#### DATASET RECORDS
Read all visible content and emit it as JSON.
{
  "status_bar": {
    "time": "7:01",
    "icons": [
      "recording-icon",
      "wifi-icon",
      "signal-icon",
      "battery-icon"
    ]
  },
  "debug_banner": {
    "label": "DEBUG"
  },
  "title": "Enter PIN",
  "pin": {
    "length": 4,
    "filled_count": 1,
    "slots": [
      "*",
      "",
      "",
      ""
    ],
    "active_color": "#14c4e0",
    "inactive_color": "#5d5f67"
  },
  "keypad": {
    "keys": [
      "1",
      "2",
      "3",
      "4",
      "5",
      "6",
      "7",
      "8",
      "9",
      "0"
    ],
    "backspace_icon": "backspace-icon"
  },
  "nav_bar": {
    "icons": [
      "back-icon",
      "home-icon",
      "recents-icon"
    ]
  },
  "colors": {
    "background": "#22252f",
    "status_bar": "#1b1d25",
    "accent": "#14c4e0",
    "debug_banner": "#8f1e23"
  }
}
########
=== PROBLEM STATEMENT ===
Each entry above is to be printed again exactly.

=== SOLUTION TO THE EXERCISE ===
Read all visible content and emit it as JSON.
{
  "status_bar": {
    "time": "7:01",
    "icons": [
      "recording-icon",
      "wifi-icon",
      "signal-icon",
      "battery-icon"
    ]
  },
  "debug_banner": {
    "label": "DEBUG"
  },
  "title": "Enter PIN",
  "pin": {
    "length": 4,
    "filled_count": 1,
    "slots": [
      "*",
      "",
      "",
      ""
    ],
    "active_color": "#14c4e0",
    "inactive_color": "#5d5f67"
  },
  "keypad": {
    "keys": [
      "1",
      "2",
      "3",
      "4",
      "5",
      "6",
      "7",
      "8",
      "9",
      "0"
    ],
    "backspace_icon": "backspace-icon"
  },
  "nav_bar": {
    "icons": [
      "back-icon",
      "home-icon",
      "recents-icon"
    ]
  },
  "colors": {
    "background": "#22252f",
    "status_bar": "#1b1d25",
    "accent": "#14c4e0",
    "debug_banner": "#8f1e23"
  }
}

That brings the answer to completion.